DIRECTION >> The data below should be printed in full, exactly, and without any of its images.

EXTRACTED ENTRIES >>
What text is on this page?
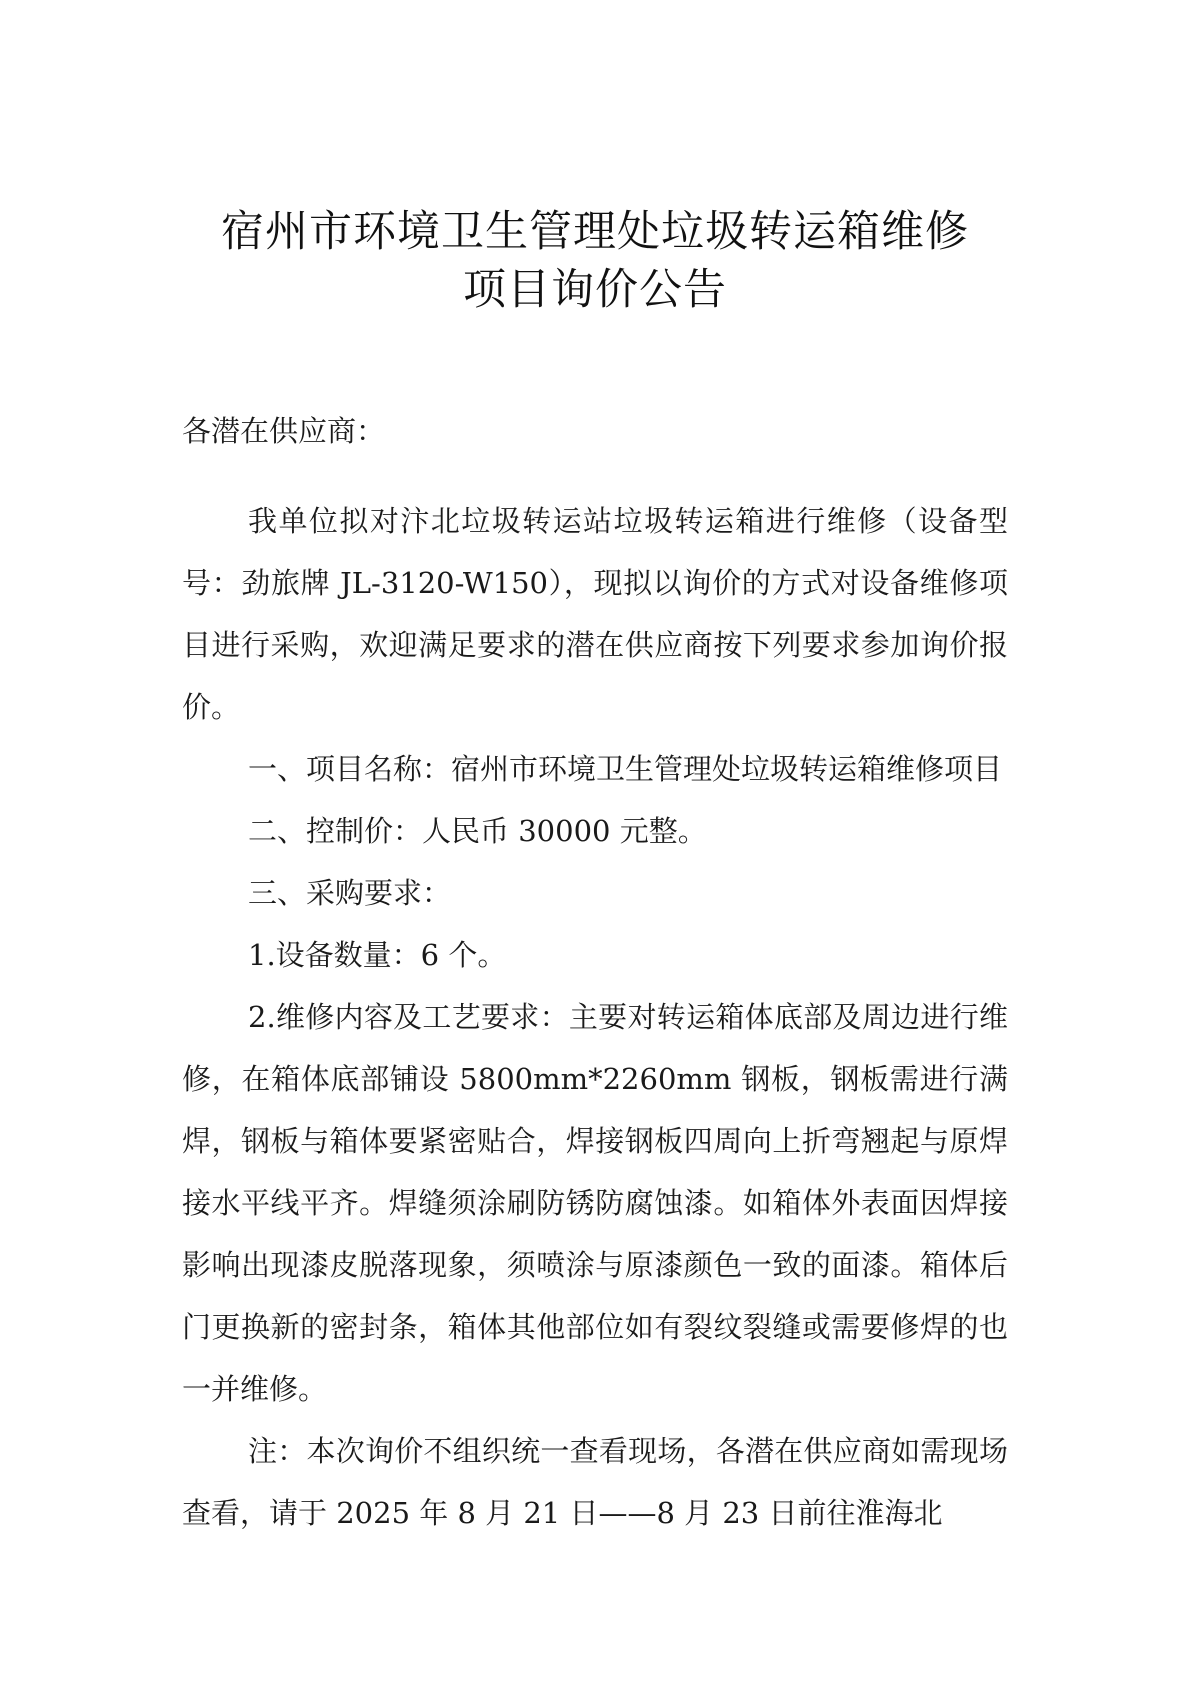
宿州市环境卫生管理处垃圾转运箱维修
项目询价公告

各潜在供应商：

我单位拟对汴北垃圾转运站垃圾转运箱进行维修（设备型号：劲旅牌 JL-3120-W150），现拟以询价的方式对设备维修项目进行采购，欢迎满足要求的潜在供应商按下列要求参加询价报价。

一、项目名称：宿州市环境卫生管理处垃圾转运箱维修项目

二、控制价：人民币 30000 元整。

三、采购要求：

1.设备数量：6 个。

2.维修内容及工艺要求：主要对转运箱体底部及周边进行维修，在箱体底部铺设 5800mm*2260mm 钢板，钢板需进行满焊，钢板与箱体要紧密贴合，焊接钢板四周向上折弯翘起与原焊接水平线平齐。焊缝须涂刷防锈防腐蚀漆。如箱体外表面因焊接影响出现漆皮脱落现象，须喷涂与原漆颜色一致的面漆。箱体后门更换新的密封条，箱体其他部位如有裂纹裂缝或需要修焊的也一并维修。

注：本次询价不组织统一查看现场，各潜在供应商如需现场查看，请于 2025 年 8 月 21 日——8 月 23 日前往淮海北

SOLVED PROBLEM >>
What text is on this page?
宿州市环境卫生管理处垃圾转运箱维修
项目询价公告

各潜在供应商：

我单位拟对汴北垃圾转运站垃圾转运箱进行维修（设备型号：劲旅牌 JL-3120-W150），现拟以询价的方式对设备维修项目进行采购，欢迎满足要求的潜在供应商按下列要求参加询价报价。

一、项目名称：宿州市环境卫生管理处垃圾转运箱维修项目

二、控制价：人民币 30000 元整。

三、采购要求：

1.设备数量：6 个。

2.维修内容及工艺要求：主要对转运箱体底部及周边进行维修，在箱体底部铺设 5800mm*2260mm 钢板，钢板需进行满焊，钢板与箱体要紧密贴合，焊接钢板四周向上折弯翘起与原焊接水平线平齐。焊缝须涂刷防锈防腐蚀漆。如箱体外表面因焊接影响出现漆皮脱落现象，须喷涂与原漆颜色一致的面漆。箱体后门更换新的密封条，箱体其他部位如有裂纹裂缝或需要修焊的也一并维修。

注：本次询价不组织统一查看现场，各潜在供应商如需现场查看，请于 2025 年 8 月 21 日——8 月 23 日前往淮海北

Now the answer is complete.